Read the data and repeat all of it exactly.

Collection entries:
* * * * * * *
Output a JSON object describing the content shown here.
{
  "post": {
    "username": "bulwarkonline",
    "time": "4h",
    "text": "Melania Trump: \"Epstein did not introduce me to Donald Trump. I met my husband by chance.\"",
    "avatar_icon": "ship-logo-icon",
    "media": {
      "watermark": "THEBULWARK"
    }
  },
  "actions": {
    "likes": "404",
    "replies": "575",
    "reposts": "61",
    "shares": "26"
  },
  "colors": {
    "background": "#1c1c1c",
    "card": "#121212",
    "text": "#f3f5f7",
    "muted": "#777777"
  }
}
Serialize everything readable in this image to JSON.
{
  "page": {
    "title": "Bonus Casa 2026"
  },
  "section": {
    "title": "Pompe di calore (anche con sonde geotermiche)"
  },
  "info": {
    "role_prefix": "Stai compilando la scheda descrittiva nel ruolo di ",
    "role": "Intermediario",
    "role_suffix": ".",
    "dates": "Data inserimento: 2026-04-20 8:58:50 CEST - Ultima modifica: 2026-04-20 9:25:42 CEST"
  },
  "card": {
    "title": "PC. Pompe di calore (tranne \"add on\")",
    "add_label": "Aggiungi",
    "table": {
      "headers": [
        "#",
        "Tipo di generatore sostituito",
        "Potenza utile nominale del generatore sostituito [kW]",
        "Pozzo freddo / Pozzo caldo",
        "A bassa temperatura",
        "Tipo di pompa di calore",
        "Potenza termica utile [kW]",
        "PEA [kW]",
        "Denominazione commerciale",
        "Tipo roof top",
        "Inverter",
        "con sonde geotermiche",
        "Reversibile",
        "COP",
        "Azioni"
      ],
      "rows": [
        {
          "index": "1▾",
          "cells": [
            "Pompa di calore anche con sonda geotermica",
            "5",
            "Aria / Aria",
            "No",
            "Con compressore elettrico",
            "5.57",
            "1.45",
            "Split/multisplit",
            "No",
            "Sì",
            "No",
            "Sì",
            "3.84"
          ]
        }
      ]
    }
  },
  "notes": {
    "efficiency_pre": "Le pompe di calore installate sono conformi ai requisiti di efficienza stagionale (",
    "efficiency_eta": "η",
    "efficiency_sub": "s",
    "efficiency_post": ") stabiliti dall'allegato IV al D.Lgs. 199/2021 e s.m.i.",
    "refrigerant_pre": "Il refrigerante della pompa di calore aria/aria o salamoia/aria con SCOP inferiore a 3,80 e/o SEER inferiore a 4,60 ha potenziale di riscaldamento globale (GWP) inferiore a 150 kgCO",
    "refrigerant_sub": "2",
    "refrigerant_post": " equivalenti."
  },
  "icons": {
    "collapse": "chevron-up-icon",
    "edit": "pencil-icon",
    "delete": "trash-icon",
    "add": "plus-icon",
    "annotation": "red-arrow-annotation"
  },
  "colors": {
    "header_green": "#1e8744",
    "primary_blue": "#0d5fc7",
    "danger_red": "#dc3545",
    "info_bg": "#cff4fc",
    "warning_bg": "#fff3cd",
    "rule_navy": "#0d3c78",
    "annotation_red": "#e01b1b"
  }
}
* * * * * * *
Answer to this task:
Output a JSON object describing the content shown here.
{
  "post": {
    "username": "bulwarkonline",
    "time": "4h",
    "text": "Melania Trump: \"Epstein did not introduce me to Donald Trump. I met my husband by chance.\"",
    "avatar_icon": "ship-logo-icon",
    "media": {
      "watermark": "THEBULWARK"
    }
  },
  "actions": {
    "likes": "404",
    "replies": "575",
    "reposts": "61",
    "shares": "26"
  },
  "colors": {
    "background": "#1c1c1c",
    "card": "#121212",
    "text": "#f3f5f7",
    "muted": "#777777"
  }
}
Serialize everything readable in this image to JSON.
{
  "page": {
    "title": "Bonus Casa 2026"
  },
  "section": {
    "title": "Pompe di calore (anche con sonde geotermiche)"
  },
  "info": {
    "role_prefix": "Stai compilando la scheda descrittiva nel ruolo di ",
    "role": "Intermediario",
    "role_suffix": ".",
    "dates": "Data inserimento: 2026-04-20 8:58:50 CEST - Ultima modifica: 2026-04-20 9:25:42 CEST"
  },
  "card": {
    "title": "PC. Pompe di calore (tranne \"add on\")",
    "add_label": "Aggiungi",
    "table": {
      "headers": [
        "#",
        "Tipo di generatore sostituito",
        "Potenza utile nominale del generatore sostituito [kW]",
        "Pozzo freddo / Pozzo caldo",
        "A bassa temperatura",
        "Tipo di pompa di calore",
        "Potenza termica utile [kW]",
        "PEA [kW]",
        "Denominazione commerciale",
        "Tipo roof top",
        "Inverter",
        "con sonde geotermiche",
        "Reversibile",
        "COP",
        "Azioni"
      ],
      "rows": [
        {
          "index": "1▾",
          "cells": [
            "Pompa di calore anche con sonda geotermica",
            "5",
            "Aria / Aria",
            "No",
            "Con compressore elettrico",
            "5.57",
            "1.45",
            "Split/multisplit",
            "No",
            "Sì",
            "No",
            "Sì",
            "3.84"
          ]
        }
      ]
    }
  },
  "notes": {
    "efficiency_pre": "Le pompe di calore installate sono conformi ai requisiti di efficienza stagionale (",
    "efficiency_eta": "η",
    "efficiency_sub": "s",
    "efficiency_post": ") stabiliti dall'allegato IV al D.Lgs. 199/2021 e s.m.i.",
    "refrigerant_pre": "Il refrigerante della pompa di calore aria/aria o salamoia/aria con SCOP inferiore a 3,80 e/o SEER inferiore a 4,60 ha potenziale di riscaldamento globale (GWP) inferiore a 150 kgCO",
    "refrigerant_sub": "2",
    "refrigerant_post": " equivalenti."
  },
  "icons": {
    "collapse": "chevron-up-icon",
    "edit": "pencil-icon",
    "delete": "trash-icon",
    "add": "plus-icon",
    "annotation": "red-arrow-annotation"
  },
  "colors": {
    "header_green": "#1e8744",
    "primary_blue": "#0d5fc7",
    "danger_red": "#dc3545",
    "info_bg": "#cff4fc",
    "warning_bg": "#fff3cd",
    "rule_navy": "#0d3c78",
    "annotation_red": "#e01b1b"
  }
}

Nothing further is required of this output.